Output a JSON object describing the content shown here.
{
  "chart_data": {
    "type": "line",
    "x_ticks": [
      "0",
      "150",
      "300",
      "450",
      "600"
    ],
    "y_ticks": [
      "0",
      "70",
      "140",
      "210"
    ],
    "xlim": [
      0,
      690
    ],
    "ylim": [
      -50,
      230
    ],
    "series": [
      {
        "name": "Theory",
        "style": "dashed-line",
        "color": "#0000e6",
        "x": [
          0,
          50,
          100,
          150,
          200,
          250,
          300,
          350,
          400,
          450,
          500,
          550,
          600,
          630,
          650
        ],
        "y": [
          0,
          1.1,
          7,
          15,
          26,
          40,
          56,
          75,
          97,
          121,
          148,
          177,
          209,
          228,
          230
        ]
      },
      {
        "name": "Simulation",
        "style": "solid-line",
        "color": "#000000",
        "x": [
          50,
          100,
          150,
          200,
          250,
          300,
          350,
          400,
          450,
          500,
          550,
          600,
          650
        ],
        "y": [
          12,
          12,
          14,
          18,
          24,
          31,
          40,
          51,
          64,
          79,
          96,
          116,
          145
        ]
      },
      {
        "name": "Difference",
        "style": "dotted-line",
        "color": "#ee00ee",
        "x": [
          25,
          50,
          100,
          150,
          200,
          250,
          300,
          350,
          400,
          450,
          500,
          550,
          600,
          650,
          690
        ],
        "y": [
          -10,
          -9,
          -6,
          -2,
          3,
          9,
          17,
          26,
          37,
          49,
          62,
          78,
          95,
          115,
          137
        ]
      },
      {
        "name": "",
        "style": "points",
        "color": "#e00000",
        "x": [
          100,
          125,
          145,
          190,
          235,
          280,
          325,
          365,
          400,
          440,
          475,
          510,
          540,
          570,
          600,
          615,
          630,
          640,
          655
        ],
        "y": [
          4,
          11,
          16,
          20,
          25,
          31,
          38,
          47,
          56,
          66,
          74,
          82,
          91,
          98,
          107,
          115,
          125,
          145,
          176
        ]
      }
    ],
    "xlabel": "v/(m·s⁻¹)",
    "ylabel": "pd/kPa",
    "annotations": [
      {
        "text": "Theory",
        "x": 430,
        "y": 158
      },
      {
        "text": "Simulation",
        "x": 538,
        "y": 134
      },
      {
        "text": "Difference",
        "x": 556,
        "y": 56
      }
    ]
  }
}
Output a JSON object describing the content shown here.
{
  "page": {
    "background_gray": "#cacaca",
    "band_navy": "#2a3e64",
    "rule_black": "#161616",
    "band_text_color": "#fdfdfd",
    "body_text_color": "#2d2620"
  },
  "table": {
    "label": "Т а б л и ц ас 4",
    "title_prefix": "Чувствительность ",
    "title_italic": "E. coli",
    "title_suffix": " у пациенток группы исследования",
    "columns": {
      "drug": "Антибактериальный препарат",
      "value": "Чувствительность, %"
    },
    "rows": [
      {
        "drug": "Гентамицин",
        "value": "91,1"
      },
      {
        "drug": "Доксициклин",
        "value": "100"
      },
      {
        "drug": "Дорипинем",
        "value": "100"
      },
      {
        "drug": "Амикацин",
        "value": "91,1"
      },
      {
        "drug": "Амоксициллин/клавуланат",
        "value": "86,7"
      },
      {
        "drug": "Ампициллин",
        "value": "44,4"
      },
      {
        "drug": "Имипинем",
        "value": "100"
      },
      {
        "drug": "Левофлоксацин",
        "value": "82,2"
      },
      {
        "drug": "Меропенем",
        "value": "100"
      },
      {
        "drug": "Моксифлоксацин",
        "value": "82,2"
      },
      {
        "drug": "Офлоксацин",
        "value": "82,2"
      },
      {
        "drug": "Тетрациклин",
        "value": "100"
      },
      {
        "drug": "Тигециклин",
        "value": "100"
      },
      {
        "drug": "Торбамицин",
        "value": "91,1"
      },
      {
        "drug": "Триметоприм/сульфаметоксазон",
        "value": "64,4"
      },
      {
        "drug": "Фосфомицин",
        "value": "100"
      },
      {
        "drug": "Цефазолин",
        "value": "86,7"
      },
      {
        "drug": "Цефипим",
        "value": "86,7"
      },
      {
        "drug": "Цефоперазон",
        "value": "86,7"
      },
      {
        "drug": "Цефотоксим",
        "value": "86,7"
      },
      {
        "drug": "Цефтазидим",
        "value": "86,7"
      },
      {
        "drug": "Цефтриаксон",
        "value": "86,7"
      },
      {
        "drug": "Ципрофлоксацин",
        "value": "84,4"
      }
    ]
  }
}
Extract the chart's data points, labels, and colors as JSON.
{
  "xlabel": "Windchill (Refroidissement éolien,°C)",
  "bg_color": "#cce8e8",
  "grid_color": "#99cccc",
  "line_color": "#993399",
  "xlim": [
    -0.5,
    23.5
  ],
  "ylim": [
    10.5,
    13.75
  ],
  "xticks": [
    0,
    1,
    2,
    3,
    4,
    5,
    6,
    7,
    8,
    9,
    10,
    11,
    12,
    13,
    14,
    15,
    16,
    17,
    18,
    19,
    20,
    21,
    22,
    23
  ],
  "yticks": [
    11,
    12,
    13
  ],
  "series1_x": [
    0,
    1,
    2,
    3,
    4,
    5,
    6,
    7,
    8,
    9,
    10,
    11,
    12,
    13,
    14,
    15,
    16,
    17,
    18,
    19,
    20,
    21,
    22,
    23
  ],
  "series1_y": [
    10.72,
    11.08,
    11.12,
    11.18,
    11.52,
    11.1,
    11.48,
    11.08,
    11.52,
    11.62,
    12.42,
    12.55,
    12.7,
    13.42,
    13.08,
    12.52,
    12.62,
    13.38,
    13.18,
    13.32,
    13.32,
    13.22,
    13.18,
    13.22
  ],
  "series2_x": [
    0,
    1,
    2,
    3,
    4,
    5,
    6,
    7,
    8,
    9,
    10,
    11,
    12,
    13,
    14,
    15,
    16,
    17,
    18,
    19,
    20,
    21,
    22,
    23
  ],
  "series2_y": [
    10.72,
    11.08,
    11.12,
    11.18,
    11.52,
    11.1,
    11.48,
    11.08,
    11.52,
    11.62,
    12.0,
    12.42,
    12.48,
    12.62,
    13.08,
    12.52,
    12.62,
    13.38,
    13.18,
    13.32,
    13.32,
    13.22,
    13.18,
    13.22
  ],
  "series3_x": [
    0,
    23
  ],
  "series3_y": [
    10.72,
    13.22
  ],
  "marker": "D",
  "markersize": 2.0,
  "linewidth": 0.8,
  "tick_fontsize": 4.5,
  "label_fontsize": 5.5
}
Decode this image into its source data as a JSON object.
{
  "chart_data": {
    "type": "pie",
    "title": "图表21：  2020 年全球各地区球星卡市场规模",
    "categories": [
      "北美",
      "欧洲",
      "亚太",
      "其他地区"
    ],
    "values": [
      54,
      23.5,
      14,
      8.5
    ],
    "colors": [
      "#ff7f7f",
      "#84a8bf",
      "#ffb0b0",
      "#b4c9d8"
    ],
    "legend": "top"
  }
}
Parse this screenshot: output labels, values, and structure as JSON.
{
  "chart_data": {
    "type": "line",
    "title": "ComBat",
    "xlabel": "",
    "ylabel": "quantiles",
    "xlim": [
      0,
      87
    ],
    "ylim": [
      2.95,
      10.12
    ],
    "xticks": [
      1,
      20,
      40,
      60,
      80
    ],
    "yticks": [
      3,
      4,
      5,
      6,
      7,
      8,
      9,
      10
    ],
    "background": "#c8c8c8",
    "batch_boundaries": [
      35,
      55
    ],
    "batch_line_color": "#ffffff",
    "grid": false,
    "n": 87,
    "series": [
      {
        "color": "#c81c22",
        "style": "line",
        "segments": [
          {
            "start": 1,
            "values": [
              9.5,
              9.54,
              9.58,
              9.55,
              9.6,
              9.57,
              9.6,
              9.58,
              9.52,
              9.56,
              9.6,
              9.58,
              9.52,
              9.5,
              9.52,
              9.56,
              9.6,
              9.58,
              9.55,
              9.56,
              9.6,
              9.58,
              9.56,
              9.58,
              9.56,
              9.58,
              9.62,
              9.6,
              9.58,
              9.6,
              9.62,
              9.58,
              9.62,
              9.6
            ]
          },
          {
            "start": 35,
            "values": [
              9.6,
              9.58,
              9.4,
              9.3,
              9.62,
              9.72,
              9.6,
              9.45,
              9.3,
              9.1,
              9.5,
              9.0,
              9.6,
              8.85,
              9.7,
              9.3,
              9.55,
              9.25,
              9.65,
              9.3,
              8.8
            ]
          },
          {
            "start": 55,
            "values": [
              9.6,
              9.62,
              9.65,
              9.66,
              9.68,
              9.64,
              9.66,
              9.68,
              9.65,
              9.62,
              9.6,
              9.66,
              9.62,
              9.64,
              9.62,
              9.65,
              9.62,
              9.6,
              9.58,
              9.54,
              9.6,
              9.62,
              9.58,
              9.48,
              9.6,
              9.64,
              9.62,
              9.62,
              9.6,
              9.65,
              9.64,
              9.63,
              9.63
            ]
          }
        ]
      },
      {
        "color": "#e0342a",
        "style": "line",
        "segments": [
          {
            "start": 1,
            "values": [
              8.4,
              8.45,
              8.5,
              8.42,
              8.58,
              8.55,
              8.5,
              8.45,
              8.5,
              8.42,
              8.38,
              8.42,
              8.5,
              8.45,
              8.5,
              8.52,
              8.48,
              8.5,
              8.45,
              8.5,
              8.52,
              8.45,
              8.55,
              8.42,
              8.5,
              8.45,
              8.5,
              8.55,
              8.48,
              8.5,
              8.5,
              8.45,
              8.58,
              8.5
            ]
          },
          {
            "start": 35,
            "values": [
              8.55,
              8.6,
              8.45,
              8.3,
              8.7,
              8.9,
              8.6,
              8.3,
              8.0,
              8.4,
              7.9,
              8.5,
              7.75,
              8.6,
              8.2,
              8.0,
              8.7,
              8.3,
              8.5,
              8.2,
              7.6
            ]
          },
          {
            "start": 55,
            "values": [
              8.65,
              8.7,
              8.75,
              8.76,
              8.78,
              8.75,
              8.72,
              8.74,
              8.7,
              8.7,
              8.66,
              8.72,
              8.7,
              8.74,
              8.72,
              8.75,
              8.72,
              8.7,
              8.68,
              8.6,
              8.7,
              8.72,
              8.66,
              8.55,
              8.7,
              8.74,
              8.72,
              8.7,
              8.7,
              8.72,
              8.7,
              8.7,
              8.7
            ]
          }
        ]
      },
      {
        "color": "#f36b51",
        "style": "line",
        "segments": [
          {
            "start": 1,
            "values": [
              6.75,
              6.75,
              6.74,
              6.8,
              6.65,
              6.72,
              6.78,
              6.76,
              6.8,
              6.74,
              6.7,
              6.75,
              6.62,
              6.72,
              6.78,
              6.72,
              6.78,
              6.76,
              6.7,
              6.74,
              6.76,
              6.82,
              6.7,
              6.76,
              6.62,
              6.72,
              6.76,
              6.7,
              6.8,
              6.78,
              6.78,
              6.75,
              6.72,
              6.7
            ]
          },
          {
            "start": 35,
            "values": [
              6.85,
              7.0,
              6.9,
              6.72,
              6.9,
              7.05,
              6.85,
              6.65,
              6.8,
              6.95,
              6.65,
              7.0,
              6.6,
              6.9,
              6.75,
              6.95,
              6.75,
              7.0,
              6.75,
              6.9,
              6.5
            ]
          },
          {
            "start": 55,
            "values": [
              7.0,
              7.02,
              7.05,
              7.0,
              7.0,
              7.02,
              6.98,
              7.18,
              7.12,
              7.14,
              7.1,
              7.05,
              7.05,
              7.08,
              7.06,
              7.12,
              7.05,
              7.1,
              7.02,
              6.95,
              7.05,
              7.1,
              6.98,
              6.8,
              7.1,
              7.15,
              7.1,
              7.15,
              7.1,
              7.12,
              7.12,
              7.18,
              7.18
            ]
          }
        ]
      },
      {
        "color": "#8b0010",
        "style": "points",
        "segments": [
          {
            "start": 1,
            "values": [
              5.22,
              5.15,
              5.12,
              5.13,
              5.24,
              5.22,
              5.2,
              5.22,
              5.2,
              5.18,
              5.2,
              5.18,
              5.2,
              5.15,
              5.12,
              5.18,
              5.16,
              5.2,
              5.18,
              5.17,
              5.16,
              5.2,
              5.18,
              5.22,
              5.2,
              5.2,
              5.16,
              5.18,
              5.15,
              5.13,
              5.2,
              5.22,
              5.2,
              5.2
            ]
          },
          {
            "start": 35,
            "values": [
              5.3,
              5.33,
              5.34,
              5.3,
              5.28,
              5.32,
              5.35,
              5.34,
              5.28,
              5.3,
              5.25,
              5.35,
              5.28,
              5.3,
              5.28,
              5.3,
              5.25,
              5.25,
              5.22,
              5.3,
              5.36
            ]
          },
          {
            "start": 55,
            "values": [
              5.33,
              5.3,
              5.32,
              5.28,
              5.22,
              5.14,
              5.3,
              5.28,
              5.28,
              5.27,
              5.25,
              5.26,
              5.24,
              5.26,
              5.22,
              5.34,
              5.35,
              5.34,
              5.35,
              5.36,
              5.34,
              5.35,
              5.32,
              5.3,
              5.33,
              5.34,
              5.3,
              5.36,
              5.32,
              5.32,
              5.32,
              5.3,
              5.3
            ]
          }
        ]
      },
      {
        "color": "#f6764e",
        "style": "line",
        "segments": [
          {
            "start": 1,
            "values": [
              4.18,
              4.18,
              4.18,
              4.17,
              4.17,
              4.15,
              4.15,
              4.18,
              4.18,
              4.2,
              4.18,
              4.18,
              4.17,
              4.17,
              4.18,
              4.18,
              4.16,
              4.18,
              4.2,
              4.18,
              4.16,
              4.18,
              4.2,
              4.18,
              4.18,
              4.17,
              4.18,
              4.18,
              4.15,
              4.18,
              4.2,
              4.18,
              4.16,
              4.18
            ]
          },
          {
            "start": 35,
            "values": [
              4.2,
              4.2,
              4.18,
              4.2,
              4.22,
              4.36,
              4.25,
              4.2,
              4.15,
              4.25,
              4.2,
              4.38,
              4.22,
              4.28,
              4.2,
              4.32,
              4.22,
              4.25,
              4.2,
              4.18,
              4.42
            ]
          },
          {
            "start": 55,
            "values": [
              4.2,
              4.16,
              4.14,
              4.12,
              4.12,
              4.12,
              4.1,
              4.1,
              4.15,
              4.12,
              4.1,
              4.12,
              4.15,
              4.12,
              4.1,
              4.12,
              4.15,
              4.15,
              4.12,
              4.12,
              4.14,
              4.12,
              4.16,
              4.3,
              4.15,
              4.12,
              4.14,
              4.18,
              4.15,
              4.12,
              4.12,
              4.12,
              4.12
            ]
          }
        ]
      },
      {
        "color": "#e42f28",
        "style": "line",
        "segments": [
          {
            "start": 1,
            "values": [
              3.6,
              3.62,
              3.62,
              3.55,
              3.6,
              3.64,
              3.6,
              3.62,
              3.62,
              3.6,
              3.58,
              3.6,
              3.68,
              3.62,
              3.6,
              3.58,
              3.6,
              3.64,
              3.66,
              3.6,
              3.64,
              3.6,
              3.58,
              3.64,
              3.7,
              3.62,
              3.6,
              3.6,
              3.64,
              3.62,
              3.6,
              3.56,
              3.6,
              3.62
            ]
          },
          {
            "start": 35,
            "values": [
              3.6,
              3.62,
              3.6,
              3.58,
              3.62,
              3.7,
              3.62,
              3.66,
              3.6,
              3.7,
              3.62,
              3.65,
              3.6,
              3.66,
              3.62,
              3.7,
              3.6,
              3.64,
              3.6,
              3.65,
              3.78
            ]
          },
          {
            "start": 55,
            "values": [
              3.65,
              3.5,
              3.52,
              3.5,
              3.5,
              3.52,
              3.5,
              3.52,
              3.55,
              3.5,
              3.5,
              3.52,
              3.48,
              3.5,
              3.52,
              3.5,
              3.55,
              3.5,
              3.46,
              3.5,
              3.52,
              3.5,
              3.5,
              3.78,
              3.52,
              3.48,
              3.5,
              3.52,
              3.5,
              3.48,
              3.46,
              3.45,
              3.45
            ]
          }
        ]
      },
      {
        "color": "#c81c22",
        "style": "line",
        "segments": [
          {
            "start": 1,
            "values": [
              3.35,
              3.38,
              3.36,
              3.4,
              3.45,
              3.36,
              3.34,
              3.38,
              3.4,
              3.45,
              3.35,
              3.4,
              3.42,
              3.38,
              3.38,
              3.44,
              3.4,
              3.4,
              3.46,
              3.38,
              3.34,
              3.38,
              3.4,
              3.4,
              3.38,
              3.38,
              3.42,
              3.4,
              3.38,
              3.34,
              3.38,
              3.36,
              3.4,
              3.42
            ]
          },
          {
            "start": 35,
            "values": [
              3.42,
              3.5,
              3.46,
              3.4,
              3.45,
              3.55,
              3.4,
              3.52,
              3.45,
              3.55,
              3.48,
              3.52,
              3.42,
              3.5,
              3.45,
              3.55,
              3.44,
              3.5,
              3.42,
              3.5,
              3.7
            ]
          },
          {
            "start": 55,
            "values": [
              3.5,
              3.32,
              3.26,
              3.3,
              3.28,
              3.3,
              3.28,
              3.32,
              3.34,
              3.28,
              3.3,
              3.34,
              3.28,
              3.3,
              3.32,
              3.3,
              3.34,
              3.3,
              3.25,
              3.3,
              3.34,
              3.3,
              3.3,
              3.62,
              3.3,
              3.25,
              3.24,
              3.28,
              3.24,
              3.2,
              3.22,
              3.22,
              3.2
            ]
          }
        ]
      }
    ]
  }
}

+--

> Exercise
State the number of lines in these entries that include the string "Чувствительность". Provide nothing beyond that number.

> Task response
2